Stated problem - Check each line of the listing, and copy it if it contains the word "Difference".

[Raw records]

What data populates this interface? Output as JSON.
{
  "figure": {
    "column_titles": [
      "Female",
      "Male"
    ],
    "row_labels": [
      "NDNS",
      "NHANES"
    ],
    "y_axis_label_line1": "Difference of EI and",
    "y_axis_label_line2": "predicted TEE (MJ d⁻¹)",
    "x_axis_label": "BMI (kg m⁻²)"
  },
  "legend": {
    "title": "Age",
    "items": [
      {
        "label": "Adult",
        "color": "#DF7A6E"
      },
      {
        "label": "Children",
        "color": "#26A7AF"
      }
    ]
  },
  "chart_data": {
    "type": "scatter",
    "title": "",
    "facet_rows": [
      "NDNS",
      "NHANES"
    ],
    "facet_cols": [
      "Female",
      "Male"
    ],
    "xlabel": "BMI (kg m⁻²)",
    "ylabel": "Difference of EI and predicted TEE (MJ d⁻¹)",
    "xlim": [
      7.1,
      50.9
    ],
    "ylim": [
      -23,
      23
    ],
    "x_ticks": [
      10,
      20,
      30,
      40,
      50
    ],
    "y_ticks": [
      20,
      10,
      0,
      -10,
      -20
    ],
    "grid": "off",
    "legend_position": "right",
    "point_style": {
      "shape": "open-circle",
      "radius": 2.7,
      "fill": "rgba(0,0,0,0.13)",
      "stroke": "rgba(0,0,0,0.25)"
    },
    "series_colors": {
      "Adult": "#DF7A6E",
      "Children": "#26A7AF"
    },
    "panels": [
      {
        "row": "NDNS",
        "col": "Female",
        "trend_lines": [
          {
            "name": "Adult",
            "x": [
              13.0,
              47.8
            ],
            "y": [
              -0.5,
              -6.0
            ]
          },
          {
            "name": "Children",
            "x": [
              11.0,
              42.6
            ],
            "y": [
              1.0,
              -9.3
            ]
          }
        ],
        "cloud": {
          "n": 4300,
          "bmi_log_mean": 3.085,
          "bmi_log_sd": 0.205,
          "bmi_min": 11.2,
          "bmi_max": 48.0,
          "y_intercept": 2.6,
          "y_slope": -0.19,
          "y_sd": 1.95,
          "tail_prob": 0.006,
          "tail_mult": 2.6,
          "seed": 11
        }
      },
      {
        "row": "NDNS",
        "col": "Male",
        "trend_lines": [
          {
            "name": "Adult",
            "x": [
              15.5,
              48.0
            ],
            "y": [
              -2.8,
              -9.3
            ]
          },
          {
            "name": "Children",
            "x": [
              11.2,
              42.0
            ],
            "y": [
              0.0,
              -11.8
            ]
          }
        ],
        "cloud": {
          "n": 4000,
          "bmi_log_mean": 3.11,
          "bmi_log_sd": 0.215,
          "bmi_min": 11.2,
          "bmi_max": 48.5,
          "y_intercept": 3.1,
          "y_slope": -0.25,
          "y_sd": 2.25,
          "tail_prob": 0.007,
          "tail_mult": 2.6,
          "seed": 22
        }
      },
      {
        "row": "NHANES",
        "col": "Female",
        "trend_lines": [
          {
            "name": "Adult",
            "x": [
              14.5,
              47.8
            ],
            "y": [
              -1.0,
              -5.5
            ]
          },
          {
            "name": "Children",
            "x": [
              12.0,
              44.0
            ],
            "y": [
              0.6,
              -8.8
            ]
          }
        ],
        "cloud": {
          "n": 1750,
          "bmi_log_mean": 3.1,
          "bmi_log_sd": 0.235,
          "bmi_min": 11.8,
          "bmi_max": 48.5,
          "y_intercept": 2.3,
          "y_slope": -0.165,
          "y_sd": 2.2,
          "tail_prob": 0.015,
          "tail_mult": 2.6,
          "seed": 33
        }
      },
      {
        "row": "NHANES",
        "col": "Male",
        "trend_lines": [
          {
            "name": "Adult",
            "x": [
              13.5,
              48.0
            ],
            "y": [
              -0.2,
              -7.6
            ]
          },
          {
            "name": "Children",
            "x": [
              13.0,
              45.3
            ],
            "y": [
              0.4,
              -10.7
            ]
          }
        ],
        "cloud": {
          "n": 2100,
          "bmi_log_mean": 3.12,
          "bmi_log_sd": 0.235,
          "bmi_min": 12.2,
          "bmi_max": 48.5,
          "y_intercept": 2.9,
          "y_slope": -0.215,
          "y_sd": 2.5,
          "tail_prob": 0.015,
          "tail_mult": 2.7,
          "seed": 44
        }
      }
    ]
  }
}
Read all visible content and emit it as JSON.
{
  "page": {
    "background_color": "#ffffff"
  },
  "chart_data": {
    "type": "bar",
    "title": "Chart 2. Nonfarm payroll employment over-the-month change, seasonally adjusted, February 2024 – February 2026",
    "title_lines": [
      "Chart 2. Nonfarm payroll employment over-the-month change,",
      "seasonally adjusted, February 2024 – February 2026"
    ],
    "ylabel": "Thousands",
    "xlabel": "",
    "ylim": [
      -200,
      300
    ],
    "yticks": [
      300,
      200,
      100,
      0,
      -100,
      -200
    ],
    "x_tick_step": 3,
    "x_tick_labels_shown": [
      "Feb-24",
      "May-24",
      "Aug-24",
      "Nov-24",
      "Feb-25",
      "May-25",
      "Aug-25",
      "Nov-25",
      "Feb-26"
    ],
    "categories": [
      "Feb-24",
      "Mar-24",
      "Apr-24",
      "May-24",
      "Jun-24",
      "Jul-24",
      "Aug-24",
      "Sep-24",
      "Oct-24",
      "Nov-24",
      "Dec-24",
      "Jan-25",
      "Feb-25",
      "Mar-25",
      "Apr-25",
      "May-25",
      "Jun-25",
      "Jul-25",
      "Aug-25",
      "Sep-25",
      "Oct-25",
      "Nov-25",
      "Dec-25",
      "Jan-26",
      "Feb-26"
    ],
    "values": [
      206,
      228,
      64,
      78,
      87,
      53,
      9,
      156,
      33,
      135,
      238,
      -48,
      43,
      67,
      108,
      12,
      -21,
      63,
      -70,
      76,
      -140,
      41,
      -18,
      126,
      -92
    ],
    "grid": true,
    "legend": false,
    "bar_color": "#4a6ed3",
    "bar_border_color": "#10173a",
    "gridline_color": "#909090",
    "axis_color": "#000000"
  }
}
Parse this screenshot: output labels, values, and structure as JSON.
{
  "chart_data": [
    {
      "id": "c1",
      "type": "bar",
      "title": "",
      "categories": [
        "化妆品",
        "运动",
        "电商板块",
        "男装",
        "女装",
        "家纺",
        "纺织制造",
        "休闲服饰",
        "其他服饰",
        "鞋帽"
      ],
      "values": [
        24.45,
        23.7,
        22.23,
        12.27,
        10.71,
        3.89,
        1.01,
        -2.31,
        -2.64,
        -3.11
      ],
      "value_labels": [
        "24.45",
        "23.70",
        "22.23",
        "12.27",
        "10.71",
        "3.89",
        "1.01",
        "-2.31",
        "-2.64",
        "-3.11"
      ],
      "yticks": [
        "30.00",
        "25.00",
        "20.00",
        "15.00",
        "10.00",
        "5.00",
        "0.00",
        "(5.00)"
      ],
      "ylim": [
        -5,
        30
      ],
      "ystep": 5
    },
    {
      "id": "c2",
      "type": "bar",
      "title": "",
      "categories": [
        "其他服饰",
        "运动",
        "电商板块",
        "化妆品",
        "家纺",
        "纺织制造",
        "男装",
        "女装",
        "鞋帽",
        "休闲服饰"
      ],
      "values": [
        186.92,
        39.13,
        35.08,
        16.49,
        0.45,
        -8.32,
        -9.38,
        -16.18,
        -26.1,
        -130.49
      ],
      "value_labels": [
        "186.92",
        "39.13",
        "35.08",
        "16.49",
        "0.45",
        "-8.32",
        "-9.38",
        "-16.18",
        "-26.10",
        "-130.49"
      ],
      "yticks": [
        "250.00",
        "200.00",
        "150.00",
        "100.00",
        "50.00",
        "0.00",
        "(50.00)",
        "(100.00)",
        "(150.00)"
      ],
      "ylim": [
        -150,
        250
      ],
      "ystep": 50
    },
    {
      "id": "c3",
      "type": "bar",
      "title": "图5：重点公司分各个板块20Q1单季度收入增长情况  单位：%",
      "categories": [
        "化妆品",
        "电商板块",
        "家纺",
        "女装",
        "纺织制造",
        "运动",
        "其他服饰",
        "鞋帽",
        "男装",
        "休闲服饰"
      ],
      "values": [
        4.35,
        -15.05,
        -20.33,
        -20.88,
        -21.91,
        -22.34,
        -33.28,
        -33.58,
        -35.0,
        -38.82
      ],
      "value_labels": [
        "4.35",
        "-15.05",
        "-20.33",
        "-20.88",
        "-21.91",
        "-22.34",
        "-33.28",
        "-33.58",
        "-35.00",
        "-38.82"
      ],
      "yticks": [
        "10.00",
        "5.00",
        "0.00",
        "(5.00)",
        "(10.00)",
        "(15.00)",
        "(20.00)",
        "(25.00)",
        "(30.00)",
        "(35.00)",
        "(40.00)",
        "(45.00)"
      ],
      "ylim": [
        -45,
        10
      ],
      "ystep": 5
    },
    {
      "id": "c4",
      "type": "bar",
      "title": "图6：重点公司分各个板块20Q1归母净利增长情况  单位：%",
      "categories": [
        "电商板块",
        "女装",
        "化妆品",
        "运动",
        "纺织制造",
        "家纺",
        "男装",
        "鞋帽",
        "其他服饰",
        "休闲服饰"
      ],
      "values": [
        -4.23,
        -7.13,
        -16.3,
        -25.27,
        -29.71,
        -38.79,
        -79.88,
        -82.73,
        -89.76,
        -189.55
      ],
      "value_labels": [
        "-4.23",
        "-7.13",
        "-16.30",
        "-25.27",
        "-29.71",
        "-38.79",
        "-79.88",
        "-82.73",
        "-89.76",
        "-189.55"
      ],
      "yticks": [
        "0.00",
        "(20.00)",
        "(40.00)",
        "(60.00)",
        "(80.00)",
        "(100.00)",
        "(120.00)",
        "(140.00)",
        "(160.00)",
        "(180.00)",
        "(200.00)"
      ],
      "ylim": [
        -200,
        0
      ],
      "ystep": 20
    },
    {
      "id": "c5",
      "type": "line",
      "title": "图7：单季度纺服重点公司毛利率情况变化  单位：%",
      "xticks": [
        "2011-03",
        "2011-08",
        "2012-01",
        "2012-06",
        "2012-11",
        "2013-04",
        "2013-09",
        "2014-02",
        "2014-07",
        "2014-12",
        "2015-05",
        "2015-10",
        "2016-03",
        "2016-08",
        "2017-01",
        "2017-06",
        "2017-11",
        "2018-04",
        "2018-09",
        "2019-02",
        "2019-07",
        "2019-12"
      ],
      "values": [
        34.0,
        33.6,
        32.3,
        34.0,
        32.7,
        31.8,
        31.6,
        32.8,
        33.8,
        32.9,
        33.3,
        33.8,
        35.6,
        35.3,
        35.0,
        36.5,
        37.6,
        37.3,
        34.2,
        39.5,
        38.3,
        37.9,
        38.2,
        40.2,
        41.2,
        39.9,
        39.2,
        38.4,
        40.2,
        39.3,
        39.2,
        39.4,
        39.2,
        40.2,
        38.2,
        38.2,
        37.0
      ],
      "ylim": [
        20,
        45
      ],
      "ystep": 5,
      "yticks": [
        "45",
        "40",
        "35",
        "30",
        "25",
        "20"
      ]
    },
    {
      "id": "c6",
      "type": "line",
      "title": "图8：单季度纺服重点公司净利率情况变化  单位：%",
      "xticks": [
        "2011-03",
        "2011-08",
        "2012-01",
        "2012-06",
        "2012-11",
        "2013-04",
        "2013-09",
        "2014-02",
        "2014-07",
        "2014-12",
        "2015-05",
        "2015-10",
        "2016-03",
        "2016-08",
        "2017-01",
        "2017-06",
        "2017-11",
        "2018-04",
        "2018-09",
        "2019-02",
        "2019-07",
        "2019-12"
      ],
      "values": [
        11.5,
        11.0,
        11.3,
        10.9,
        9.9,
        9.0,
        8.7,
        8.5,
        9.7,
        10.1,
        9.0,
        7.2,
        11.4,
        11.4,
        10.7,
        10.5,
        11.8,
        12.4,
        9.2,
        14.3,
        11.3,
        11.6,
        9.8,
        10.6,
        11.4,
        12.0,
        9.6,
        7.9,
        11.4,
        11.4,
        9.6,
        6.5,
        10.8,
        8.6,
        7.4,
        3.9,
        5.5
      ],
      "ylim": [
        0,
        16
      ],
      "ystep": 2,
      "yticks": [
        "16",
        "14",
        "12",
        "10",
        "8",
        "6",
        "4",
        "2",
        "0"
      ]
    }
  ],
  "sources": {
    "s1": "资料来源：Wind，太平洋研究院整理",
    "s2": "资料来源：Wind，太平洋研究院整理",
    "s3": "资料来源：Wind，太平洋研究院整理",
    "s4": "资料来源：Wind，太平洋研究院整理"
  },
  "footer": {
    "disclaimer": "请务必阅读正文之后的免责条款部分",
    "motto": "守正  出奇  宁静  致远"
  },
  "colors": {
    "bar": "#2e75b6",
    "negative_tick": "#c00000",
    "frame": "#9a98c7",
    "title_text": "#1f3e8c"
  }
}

Expected answer -
    "y_axis_label_line1": "Difference of EI and",
    "ylabel": "Difference of EI and predicted TEE (MJ d⁻¹)",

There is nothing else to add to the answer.